■ **Instructions for the task**
Would you write out the entries below, every one of them, exactly?

■ **Saved entries**
______________________________

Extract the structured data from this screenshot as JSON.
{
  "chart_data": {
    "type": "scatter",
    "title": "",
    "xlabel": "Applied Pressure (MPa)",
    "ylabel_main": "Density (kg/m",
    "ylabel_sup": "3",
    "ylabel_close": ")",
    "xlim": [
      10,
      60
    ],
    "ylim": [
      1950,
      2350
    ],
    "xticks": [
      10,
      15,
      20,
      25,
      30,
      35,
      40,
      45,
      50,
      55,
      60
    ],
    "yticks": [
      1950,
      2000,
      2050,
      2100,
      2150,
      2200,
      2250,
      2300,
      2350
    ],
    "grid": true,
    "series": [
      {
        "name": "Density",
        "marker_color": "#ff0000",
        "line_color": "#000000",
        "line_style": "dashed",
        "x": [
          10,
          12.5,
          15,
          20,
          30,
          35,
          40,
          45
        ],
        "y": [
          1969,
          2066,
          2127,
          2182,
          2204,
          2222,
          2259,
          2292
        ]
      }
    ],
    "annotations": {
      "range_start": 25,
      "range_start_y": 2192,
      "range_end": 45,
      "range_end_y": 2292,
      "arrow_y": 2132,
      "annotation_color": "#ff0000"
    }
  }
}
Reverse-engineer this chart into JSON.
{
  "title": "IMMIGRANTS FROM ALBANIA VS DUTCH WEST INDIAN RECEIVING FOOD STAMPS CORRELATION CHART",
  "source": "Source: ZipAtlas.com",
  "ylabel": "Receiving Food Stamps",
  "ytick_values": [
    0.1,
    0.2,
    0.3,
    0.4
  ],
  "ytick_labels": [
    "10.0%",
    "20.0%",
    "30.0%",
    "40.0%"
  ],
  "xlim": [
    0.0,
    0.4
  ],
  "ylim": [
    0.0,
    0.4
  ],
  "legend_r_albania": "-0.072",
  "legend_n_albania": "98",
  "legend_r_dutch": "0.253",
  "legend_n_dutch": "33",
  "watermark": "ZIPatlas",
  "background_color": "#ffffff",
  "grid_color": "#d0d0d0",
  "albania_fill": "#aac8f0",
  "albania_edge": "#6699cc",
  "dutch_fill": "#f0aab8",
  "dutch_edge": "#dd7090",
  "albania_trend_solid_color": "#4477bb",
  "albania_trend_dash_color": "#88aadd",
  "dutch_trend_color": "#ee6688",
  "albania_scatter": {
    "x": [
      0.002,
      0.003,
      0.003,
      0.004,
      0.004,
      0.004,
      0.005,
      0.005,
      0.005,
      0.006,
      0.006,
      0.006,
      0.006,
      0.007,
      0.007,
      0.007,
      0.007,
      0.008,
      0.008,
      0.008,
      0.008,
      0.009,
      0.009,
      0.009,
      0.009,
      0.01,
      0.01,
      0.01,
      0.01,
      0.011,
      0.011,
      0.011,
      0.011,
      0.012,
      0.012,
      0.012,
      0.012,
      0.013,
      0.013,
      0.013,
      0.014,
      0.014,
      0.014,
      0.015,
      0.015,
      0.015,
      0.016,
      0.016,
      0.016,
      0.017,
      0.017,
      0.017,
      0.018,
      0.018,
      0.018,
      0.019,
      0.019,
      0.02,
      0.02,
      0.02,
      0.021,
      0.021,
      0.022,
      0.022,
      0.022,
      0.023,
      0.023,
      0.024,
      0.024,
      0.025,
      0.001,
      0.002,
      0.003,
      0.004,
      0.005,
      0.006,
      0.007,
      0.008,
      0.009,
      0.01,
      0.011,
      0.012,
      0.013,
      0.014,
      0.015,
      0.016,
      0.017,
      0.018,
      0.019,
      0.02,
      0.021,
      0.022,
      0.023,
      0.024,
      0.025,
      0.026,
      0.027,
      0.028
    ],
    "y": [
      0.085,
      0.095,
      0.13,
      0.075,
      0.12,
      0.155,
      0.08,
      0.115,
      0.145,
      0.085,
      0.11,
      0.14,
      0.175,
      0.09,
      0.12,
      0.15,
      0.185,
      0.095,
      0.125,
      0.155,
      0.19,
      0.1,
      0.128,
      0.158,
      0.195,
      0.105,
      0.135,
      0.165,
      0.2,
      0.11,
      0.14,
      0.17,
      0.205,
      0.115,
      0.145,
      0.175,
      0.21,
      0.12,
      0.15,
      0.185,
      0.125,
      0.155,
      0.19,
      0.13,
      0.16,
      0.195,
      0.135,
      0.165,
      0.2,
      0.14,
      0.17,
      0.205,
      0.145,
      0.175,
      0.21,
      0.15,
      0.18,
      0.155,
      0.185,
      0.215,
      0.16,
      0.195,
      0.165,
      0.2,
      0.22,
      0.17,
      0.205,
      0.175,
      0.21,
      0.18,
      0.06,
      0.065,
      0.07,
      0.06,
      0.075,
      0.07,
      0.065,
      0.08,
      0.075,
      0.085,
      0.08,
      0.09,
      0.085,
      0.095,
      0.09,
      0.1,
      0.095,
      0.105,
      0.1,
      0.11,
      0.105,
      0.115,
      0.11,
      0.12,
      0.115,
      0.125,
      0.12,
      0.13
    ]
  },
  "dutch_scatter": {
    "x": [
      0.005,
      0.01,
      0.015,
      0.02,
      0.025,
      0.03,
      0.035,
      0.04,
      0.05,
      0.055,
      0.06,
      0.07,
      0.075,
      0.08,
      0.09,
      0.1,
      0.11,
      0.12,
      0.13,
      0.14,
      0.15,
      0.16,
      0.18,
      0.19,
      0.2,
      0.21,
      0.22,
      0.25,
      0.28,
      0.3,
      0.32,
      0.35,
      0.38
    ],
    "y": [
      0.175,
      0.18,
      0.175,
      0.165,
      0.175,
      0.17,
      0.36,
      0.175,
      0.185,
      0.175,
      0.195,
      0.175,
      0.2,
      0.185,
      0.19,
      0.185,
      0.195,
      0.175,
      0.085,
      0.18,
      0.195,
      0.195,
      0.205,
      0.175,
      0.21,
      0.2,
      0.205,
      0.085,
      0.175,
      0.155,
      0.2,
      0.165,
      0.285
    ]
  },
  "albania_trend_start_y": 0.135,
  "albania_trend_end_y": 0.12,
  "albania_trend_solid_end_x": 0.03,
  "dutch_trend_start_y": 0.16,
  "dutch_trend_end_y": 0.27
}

______________________________

■ **Final answer**
Extract the structured data from this screenshot as JSON.
{
  "chart_data": {
    "type": "scatter",
    "title": "",
    "xlabel": "Applied Pressure (MPa)",
    "ylabel_main": "Density (kg/m",
    "ylabel_sup": "3",
    "ylabel_close": ")",
    "xlim": [
      10,
      60
    ],
    "ylim": [
      1950,
      2350
    ],
    "xticks": [
      10,
      15,
      20,
      25,
      30,
      35,
      40,
      45,
      50,
      55,
      60
    ],
    "yticks": [
      1950,
      2000,
      2050,
      2100,
      2150,
      2200,
      2250,
      2300,
      2350
    ],
    "grid": true,
    "series": [
      {
        "name": "Density",
        "marker_color": "#ff0000",
        "line_color": "#000000",
        "line_style": "dashed",
        "x": [
          10,
          12.5,
          15,
          20,
          30,
          35,
          40,
          45
        ],
        "y": [
          1969,
          2066,
          2127,
          2182,
          2204,
          2222,
          2259,
          2292
        ]
      }
    ],
    "annotations": {
      "range_start": 25,
      "range_start_y": 2192,
      "range_end": 45,
      "range_end_y": 2292,
      "arrow_y": 2132,
      "annotation_color": "#ff0000"
    }
  }
}
Reverse-engineer this chart into JSON.
{
  "title": "IMMIGRANTS FROM ALBANIA VS DUTCH WEST INDIAN RECEIVING FOOD STAMPS CORRELATION CHART",
  "source": "Source: ZipAtlas.com",
  "ylabel": "Receiving Food Stamps",
  "ytick_values": [
    0.1,
    0.2,
    0.3,
    0.4
  ],
  "ytick_labels": [
    "10.0%",
    "20.0%",
    "30.0%",
    "40.0%"
  ],
  "xlim": [
    0.0,
    0.4
  ],
  "ylim": [
    0.0,
    0.4
  ],
  "legend_r_albania": "-0.072",
  "legend_n_albania": "98",
  "legend_r_dutch": "0.253",
  "legend_n_dutch": "33",
  "watermark": "ZIPatlas",
  "background_color": "#ffffff",
  "grid_color": "#d0d0d0",
  "albania_fill": "#aac8f0",
  "albania_edge": "#6699cc",
  "dutch_fill": "#f0aab8",
  "dutch_edge": "#dd7090",
  "albania_trend_solid_color": "#4477bb",
  "albania_trend_dash_color": "#88aadd",
  "dutch_trend_color": "#ee6688",
  "albania_scatter": {
    "x": [
      0.002,
      0.003,
      0.003,
      0.004,
      0.004,
      0.004,
      0.005,
      0.005,
      0.005,
      0.006,
      0.006,
      0.006,
      0.006,
      0.007,
      0.007,
      0.007,
      0.007,
      0.008,
      0.008,
      0.008,
      0.008,
      0.009,
      0.009,
      0.009,
      0.009,
      0.01,
      0.01,
      0.01,
      0.01,
      0.011,
      0.011,
      0.011,
      0.011,
      0.012,
      0.012,
      0.012,
      0.012,
      0.013,
      0.013,
      0.013,
      0.014,
      0.014,
      0.014,
      0.015,
      0.015,
      0.015,
      0.016,
      0.016,
      0.016,
      0.017,
      0.017,
      0.017,
      0.018,
      0.018,
      0.018,
      0.019,
      0.019,
      0.02,
      0.02,
      0.02,
      0.021,
      0.021,
      0.022,
      0.022,
      0.022,
      0.023,
      0.023,
      0.024,
      0.024,
      0.025,
      0.001,
      0.002,
      0.003,
      0.004,
      0.005,
      0.006,
      0.007,
      0.008,
      0.009,
      0.01,
      0.011,
      0.012,
      0.013,
      0.014,
      0.015,
      0.016,
      0.017,
      0.018,
      0.019,
      0.02,
      0.021,
      0.022,
      0.023,
      0.024,
      0.025,
      0.026,
      0.027,
      0.028
    ],
    "y": [
      0.085,
      0.095,
      0.13,
      0.075,
      0.12,
      0.155,
      0.08,
      0.115,
      0.145,
      0.085,
      0.11,
      0.14,
      0.175,
      0.09,
      0.12,
      0.15,
      0.185,
      0.095,
      0.125,
      0.155,
      0.19,
      0.1,
      0.128,
      0.158,
      0.195,
      0.105,
      0.135,
      0.165,
      0.2,
      0.11,
      0.14,
      0.17,
      0.205,
      0.115,
      0.145,
      0.175,
      0.21,
      0.12,
      0.15,
      0.185,
      0.125,
      0.155,
      0.19,
      0.13,
      0.16,
      0.195,
      0.135,
      0.165,
      0.2,
      0.14,
      0.17,
      0.205,
      0.145,
      0.175,
      0.21,
      0.15,
      0.18,
      0.155,
      0.185,
      0.215,
      0.16,
      0.195,
      0.165,
      0.2,
      0.22,
      0.17,
      0.205,
      0.175,
      0.21,
      0.18,
      0.06,
      0.065,
      0.07,
      0.06,
      0.075,
      0.07,
      0.065,
      0.08,
      0.075,
      0.085,
      0.08,
      0.09,
      0.085,
      0.095,
      0.09,
      0.1,
      0.095,
      0.105,
      0.1,
      0.11,
      0.105,
      0.115,
      0.11,
      0.12,
      0.115,
      0.125,
      0.12,
      0.13
    ]
  },
  "dutch_scatter": {
    "x": [
      0.005,
      0.01,
      0.015,
      0.02,
      0.025,
      0.03,
      0.035,
      0.04,
      0.05,
      0.055,
      0.06,
      0.07,
      0.075,
      0.08,
      0.09,
      0.1,
      0.11,
      0.12,
      0.13,
      0.14,
      0.15,
      0.16,
      0.18,
      0.19,
      0.2,
      0.21,
      0.22,
      0.25,
      0.28,
      0.3,
      0.32,
      0.35,
      0.38
    ],
    "y": [
      0.175,
      0.18,
      0.175,
      0.165,
      0.175,
      0.17,
      0.36,
      0.175,
      0.185,
      0.175,
      0.195,
      0.175,
      0.2,
      0.185,
      0.19,
      0.185,
      0.195,
      0.175,
      0.085,
      0.18,
      0.195,
      0.195,
      0.205,
      0.175,
      0.21,
      0.2,
      0.205,
      0.085,
      0.175,
      0.155,
      0.2,
      0.165,
      0.285
    ]
  },
  "albania_trend_start_y": 0.135,
  "albania_trend_end_y": 0.12,
  "albania_trend_solid_end_x": 0.03,
  "dutch_trend_start_y": 0.16,
  "dutch_trend_end_y": 0.27
}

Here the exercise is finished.